TASK REQUIREMENTS ::
Every line must be returned precisely as it is written.

GIVEN DATA ::

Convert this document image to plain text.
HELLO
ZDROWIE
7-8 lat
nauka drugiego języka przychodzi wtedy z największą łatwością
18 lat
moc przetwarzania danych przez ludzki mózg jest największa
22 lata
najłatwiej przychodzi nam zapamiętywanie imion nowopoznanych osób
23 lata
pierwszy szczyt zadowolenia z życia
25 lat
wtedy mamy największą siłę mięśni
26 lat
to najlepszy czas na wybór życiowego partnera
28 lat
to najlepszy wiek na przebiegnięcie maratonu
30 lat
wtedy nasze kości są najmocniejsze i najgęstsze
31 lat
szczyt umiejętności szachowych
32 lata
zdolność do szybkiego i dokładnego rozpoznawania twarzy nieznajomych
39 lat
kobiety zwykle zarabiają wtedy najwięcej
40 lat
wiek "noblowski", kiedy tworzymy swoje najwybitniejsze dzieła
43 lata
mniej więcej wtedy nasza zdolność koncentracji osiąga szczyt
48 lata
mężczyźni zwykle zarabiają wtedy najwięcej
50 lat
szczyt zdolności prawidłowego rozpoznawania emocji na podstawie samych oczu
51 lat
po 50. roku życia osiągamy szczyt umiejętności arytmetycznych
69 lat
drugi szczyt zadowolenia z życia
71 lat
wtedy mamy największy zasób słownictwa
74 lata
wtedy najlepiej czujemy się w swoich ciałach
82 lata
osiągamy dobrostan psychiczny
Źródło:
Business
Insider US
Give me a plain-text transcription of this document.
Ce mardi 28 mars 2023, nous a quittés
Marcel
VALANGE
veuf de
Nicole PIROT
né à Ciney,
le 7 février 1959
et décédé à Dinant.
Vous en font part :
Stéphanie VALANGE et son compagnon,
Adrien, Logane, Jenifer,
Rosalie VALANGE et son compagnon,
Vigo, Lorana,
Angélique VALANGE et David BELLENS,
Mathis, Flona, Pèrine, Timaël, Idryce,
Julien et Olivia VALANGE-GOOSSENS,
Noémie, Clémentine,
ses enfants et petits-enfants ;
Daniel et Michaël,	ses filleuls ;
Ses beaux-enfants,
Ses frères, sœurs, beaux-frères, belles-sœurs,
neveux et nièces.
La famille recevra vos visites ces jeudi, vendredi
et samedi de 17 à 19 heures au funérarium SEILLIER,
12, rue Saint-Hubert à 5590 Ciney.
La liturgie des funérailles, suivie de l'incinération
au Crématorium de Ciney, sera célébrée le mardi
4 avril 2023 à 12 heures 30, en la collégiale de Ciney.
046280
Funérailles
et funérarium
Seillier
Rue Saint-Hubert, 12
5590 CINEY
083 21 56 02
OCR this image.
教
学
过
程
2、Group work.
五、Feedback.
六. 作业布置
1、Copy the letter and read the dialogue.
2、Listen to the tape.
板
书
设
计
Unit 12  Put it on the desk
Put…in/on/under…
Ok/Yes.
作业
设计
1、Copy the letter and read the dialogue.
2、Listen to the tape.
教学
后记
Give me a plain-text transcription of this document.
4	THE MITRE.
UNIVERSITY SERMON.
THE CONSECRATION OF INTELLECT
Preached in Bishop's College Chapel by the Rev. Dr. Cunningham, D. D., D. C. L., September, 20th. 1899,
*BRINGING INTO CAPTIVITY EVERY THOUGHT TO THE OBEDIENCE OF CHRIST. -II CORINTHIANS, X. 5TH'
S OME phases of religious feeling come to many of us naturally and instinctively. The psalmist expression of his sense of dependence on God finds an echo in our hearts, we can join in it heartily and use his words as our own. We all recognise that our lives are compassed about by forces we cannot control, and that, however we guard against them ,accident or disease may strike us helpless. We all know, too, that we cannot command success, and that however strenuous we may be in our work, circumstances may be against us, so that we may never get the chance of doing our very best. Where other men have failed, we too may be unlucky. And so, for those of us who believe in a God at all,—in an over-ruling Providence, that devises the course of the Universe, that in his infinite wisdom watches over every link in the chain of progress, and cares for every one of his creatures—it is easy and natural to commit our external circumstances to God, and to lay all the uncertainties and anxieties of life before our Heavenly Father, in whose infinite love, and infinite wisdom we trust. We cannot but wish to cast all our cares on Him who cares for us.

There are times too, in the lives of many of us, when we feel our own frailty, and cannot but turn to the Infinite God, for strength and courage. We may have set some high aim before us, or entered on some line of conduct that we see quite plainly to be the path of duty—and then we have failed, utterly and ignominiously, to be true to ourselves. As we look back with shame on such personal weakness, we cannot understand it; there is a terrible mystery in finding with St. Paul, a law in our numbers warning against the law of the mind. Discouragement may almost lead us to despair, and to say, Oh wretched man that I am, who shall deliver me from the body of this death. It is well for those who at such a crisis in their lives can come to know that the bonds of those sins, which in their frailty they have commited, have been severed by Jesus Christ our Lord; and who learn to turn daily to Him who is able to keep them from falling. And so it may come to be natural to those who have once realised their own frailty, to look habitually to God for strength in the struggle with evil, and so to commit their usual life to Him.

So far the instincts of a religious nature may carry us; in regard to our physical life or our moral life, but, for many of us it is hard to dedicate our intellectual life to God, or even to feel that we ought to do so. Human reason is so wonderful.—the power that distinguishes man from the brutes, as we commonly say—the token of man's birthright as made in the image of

FULL RESPONSE ::
Convert this document image to plain text.
HELLO
ZDROWIE
7-8 lat
nauka drugiego języka przychodzi wtedy z największą łatwością
18 lat
moc przetwarzania danych przez ludzki mózg jest największa
22 lata
najłatwiej przychodzi nam zapamiętywanie imion nowopoznanych osób
23 lata
pierwszy szczyt zadowolenia z życia
25 lat
wtedy mamy największą siłę mięśni
26 lat
to najlepszy czas na wybór życiowego partnera
28 lat
to najlepszy wiek na przebiegnięcie maratonu
30 lat
wtedy nasze kości są najmocniejsze i najgęstsze
31 lat
szczyt umiejętności szachowych
32 lata
zdolność do szybkiego i dokładnego rozpoznawania twarzy nieznajomych
39 lat
kobiety zwykle zarabiają wtedy najwięcej
40 lat
wiek "noblowski", kiedy tworzymy swoje najwybitniejsze dzieła
43 lata
mniej więcej wtedy nasza zdolność koncentracji osiąga szczyt
48 lata
mężczyźni zwykle zarabiają wtedy najwięcej
50 lat
szczyt zdolności prawidłowego rozpoznawania emocji na podstawie samych oczu
51 lat
po 50. roku życia osiągamy szczyt umiejętności arytmetycznych
69 lat
drugi szczyt zadowolenia z życia
71 lat
wtedy mamy największy zasób słownictwa
74 lata
wtedy najlepiej czujemy się w swoich ciałach
82 lata
osiągamy dobrostan psychiczny
Źródło:
Business
Insider US
Give me a plain-text transcription of this document.
Ce mardi 28 mars 2023, nous a quittés
Marcel
VALANGE
veuf de
Nicole PIROT
né à Ciney,
le 7 février 1959
et décédé à Dinant.
Vous en font part :
Stéphanie VALANGE et son compagnon,
Adrien, Logane, Jenifer,
Rosalie VALANGE et son compagnon,
Vigo, Lorana,
Angélique VALANGE et David BELLENS,
Mathis, Flona, Pèrine, Timaël, Idryce,
Julien et Olivia VALANGE-GOOSSENS,
Noémie, Clémentine,
ses enfants et petits-enfants ;
Daniel et Michaël,	ses filleuls ;
Ses beaux-enfants,
Ses frères, sœurs, beaux-frères, belles-sœurs,
neveux et nièces.
La famille recevra vos visites ces jeudi, vendredi
et samedi de 17 à 19 heures au funérarium SEILLIER,
12, rue Saint-Hubert à 5590 Ciney.
La liturgie des funérailles, suivie de l'incinération
au Crématorium de Ciney, sera célébrée le mardi
4 avril 2023 à 12 heures 30, en la collégiale de Ciney.
046280
Funérailles
et funérarium
Seillier
Rue Saint-Hubert, 12
5590 CINEY
083 21 56 02
OCR this image.
教
学
过
程
2、Group work.
五、Feedback.
六. 作业布置
1、Copy the letter and read the dialogue.
2、Listen to the tape.
板
书
设
计
Unit 12  Put it on the desk
Put…in/on/under…
Ok/Yes.
作业
设计
1、Copy the letter and read the dialogue.
2、Listen to the tape.
教学
后记
Give me a plain-text transcription of this document.
4	THE MITRE.
UNIVERSITY SERMON.
THE CONSECRATION OF INTELLECT
Preached in Bishop's College Chapel by the Rev. Dr. Cunningham, D. D., D. C. L., September, 20th. 1899,
*BRINGING INTO CAPTIVITY EVERY THOUGHT TO THE OBEDIENCE OF CHRIST. -II CORINTHIANS, X. 5TH'
S OME phases of religious feeling come to many of us naturally and instinctively. The psalmist expression of his sense of dependence on God finds an echo in our hearts, we can join in it heartily and use his words as our own. We all recognise that our lives are compassed about by forces we cannot control, and that, however we guard against them ,accident or disease may strike us helpless. We all know, too, that we cannot command success, and that however strenuous we may be in our work, circumstances may be against us, so that we may never get the chance of doing our very best. Where other men have failed, we too may be unlucky. And so, for those of us who believe in a God at all,—in an over-ruling Providence, that devises the course of the Universe, that in his infinite wisdom watches over every link in the chain of progress, and cares for every one of his creatures—it is easy and natural to commit our external circumstances to God, and to lay all the uncertainties and anxieties of life before our Heavenly Father, in whose infinite love, and infinite wisdom we trust. We cannot but wish to cast all our cares on Him who cares for us.

There are times too, in the lives of many of us, when we feel our own frailty, and cannot but turn to the Infinite God, for strength and courage. We may have set some high aim before us, or entered on some line of conduct that we see quite plainly to be the path of duty—and then we have failed, utterly and ignominiously, to be true to ourselves. As we look back with shame on such personal weakness, we cannot understand it; there is a terrible mystery in finding with St. Paul, a law in our numbers warning against the law of the mind. Discouragement may almost lead us to despair, and to say, Oh wretched man that I am, who shall deliver me from the body of this death. It is well for those who at such a crisis in their lives can come to know that the bonds of those sins, which in their frailty they have commited, have been severed by Jesus Christ our Lord; and who learn to turn daily to Him who is able to keep them from falling. And so it may come to be natural to those who have once realised their own frailty, to look habitually to God for strength in the struggle with evil, and so to commit their usual life to Him.

So far the instincts of a religious nature may carry us; in regard to our physical life or our moral life, but, for many of us it is hard to dedicate our intellectual life to God, or even to feel that we ought to do so. Human reason is so wonderful.—the power that distinguishes man from the brutes, as we commonly say—the token of man's birthright as made in the image of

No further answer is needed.